REQUEST:
Transcribe the entries that follow, word for word.

DATASET RECORDS:
########################################
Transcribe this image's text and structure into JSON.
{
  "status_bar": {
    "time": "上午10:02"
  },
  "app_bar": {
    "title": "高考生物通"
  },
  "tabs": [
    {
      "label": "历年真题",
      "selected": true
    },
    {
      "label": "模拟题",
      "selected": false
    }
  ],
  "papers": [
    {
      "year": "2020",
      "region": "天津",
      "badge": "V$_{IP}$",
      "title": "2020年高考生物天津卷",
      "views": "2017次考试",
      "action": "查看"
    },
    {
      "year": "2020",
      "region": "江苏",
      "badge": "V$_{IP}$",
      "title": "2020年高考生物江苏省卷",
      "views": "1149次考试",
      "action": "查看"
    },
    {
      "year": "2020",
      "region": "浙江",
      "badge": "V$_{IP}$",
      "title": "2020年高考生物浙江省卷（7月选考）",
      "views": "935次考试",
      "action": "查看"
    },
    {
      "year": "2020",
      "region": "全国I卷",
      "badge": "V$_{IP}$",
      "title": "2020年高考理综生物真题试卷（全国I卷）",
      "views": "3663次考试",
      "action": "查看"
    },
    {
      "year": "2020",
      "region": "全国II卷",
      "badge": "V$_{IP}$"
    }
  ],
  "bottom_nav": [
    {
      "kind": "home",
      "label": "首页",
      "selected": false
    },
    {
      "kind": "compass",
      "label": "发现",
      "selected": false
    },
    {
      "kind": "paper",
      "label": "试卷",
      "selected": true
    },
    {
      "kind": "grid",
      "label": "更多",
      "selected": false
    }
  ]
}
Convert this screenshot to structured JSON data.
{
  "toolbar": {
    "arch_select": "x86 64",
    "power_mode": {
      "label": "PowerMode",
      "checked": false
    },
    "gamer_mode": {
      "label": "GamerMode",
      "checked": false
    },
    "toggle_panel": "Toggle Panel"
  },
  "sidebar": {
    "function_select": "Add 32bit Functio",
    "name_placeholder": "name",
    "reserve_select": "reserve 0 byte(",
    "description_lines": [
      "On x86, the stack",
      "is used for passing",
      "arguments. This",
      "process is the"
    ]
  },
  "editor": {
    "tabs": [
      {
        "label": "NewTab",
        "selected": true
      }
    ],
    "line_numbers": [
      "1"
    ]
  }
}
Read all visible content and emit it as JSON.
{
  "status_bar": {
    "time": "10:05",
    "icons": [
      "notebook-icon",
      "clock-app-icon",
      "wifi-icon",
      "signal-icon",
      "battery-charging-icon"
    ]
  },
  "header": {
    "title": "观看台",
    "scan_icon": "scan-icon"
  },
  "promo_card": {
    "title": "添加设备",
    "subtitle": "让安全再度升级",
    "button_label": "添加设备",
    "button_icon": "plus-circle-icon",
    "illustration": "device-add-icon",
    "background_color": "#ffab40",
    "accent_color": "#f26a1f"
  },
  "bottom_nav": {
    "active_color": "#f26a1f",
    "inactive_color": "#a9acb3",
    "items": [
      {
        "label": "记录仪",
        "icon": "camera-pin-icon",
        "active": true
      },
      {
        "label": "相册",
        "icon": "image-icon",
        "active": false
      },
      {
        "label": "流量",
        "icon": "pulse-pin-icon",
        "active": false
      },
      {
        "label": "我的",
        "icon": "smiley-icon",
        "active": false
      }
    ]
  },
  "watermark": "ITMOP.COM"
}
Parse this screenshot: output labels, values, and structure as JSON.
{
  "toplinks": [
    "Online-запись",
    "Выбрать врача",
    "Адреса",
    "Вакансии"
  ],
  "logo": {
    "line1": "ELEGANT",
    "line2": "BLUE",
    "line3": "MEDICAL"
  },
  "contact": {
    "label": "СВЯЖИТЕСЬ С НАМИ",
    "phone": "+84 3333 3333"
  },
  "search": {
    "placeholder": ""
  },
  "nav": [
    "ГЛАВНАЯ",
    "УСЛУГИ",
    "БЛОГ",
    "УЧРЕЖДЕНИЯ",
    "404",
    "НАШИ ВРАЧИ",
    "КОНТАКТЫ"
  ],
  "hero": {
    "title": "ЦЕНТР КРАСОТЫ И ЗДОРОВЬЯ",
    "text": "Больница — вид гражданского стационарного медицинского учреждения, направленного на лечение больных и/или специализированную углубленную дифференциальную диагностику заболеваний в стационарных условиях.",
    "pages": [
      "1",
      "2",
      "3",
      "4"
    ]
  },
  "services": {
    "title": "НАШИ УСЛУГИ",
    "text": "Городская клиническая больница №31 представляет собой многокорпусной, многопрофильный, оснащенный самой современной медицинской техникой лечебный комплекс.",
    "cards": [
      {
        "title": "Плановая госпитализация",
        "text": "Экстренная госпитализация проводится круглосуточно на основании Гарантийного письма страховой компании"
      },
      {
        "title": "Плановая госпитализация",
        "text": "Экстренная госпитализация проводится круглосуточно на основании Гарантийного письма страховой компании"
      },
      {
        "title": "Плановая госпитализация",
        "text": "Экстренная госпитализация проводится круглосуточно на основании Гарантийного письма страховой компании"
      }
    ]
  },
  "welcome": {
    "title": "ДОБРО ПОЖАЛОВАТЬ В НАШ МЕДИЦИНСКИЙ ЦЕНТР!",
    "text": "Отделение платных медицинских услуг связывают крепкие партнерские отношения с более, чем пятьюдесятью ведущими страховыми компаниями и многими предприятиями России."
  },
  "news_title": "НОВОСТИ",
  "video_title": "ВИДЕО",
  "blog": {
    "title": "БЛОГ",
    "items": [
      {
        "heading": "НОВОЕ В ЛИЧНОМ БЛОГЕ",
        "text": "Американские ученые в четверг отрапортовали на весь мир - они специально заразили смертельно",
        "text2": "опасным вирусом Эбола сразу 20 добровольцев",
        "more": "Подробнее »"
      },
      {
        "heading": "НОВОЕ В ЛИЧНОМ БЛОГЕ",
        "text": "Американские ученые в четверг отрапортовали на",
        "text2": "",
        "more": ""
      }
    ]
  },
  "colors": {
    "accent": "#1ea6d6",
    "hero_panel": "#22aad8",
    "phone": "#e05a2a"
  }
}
########################################
THE RESULT:
Transcribe this image's text and structure into JSON.
{
  "status_bar": {
    "time": "上午10:02"
  },
  "app_bar": {
    "title": "高考生物通"
  },
  "tabs": [
    {
      "label": "历年真题",
      "selected": true
    },
    {
      "label": "模拟题",
      "selected": false
    }
  ],
  "papers": [
    {
      "year": "2020",
      "region": "天津",
      "badge": "V$_{IP}$",
      "title": "2020年高考生物天津卷",
      "views": "2017次考试",
      "action": "查看"
    },
    {
      "year": "2020",
      "region": "江苏",
      "badge": "V$_{IP}$",
      "title": "2020年高考生物江苏省卷",
      "views": "1149次考试",
      "action": "查看"
    },
    {
      "year": "2020",
      "region": "浙江",
      "badge": "V$_{IP}$",
      "title": "2020年高考生物浙江省卷（7月选考）",
      "views": "935次考试",
      "action": "查看"
    },
    {
      "year": "2020",
      "region": "全国I卷",
      "badge": "V$_{IP}$",
      "title": "2020年高考理综生物真题试卷（全国I卷）",
      "views": "3663次考试",
      "action": "查看"
    },
    {
      "year": "2020",
      "region": "全国II卷",
      "badge": "V$_{IP}$"
    }
  ],
  "bottom_nav": [
    {
      "kind": "home",
      "label": "首页",
      "selected": false
    },
    {
      "kind": "compass",
      "label": "发现",
      "selected": false
    },
    {
      "kind": "paper",
      "label": "试卷",
      "selected": true
    },
    {
      "kind": "grid",
      "label": "更多",
      "selected": false
    }
  ]
}
Convert this screenshot to structured JSON data.
{
  "toolbar": {
    "arch_select": "x86 64",
    "power_mode": {
      "label": "PowerMode",
      "checked": false
    },
    "gamer_mode": {
      "label": "GamerMode",
      "checked": false
    },
    "toggle_panel": "Toggle Panel"
  },
  "sidebar": {
    "function_select": "Add 32bit Functio",
    "name_placeholder": "name",
    "reserve_select": "reserve 0 byte(",
    "description_lines": [
      "On x86, the stack",
      "is used for passing",
      "arguments. This",
      "process is the"
    ]
  },
  "editor": {
    "tabs": [
      {
        "label": "NewTab",
        "selected": true
      }
    ],
    "line_numbers": [
      "1"
    ]
  }
}
Read all visible content and emit it as JSON.
{
  "status_bar": {
    "time": "10:05",
    "icons": [
      "notebook-icon",
      "clock-app-icon",
      "wifi-icon",
      "signal-icon",
      "battery-charging-icon"
    ]
  },
  "header": {
    "title": "观看台",
    "scan_icon": "scan-icon"
  },
  "promo_card": {
    "title": "添加设备",
    "subtitle": "让安全再度升级",
    "button_label": "添加设备",
    "button_icon": "plus-circle-icon",
    "illustration": "device-add-icon",
    "background_color": "#ffab40",
    "accent_color": "#f26a1f"
  },
  "bottom_nav": {
    "active_color": "#f26a1f",
    "inactive_color": "#a9acb3",
    "items": [
      {
        "label": "记录仪",
        "icon": "camera-pin-icon",
        "active": true
      },
      {
        "label": "相册",
        "icon": "image-icon",
        "active": false
      },
      {
        "label": "流量",
        "icon": "pulse-pin-icon",
        "active": false
      },
      {
        "label": "我的",
        "icon": "smiley-icon",
        "active": false
      }
    ]
  },
  "watermark": "ITMOP.COM"
}
Parse this screenshot: output labels, values, and structure as JSON.
{
  "toplinks": [
    "Online-запись",
    "Выбрать врача",
    "Адреса",
    "Вакансии"
  ],
  "logo": {
    "line1": "ELEGANT",
    "line2": "BLUE",
    "line3": "MEDICAL"
  },
  "contact": {
    "label": "СВЯЖИТЕСЬ С НАМИ",
    "phone": "+84 3333 3333"
  },
  "search": {
    "placeholder": ""
  },
  "nav": [
    "ГЛАВНАЯ",
    "УСЛУГИ",
    "БЛОГ",
    "УЧРЕЖДЕНИЯ",
    "404",
    "НАШИ ВРАЧИ",
    "КОНТАКТЫ"
  ],
  "hero": {
    "title": "ЦЕНТР КРАСОТЫ И ЗДОРОВЬЯ",
    "text": "Больница — вид гражданского стационарного медицинского учреждения, направленного на лечение больных и/или специализированную углубленную дифференциальную диагностику заболеваний в стационарных условиях.",
    "pages": [
      "1",
      "2",
      "3",
      "4"
    ]
  },
  "services": {
    "title": "НАШИ УСЛУГИ",
    "text": "Городская клиническая больница №31 представляет собой многокорпусной, многопрофильный, оснащенный самой современной медицинской техникой лечебный комплекс.",
    "cards": [
      {
        "title": "Плановая госпитализация",
        "text": "Экстренная госпитализация проводится круглосуточно на основании Гарантийного письма страховой компании"
      },
      {
        "title": "Плановая госпитализация",
        "text": "Экстренная госпитализация проводится круглосуточно на основании Гарантийного письма страховой компании"
      },
      {
        "title": "Плановая госпитализация",
        "text": "Экстренная госпитализация проводится круглосуточно на основании Гарантийного письма страховой компании"
      }
    ]
  },
  "welcome": {
    "title": "ДОБРО ПОЖАЛОВАТЬ В НАШ МЕДИЦИНСКИЙ ЦЕНТР!",
    "text": "Отделение платных медицинских услуг связывают крепкие партнерские отношения с более, чем пятьюдесятью ведущими страховыми компаниями и многими предприятиями России."
  },
  "news_title": "НОВОСТИ",
  "video_title": "ВИДЕО",
  "blog": {
    "title": "БЛОГ",
    "items": [
      {
        "heading": "НОВОЕ В ЛИЧНОМ БЛОГЕ",
        "text": "Американские ученые в четверг отрапортовали на весь мир - они специально заразили смертельно",
        "text2": "опасным вирусом Эбола сразу 20 добровольцев",
        "more": "Подробнее »"
      },
      {
        "heading": "НОВОЕ В ЛИЧНОМ БЛОГЕ",
        "text": "Американские ученые в четверг отрапортовали на",
        "text2": "",
        "more": ""
      }
    ]
  },
  "colors": {
    "accent": "#1ea6d6",
    "hero_panel": "#22aad8",
    "phone": "#e05a2a"
  }
}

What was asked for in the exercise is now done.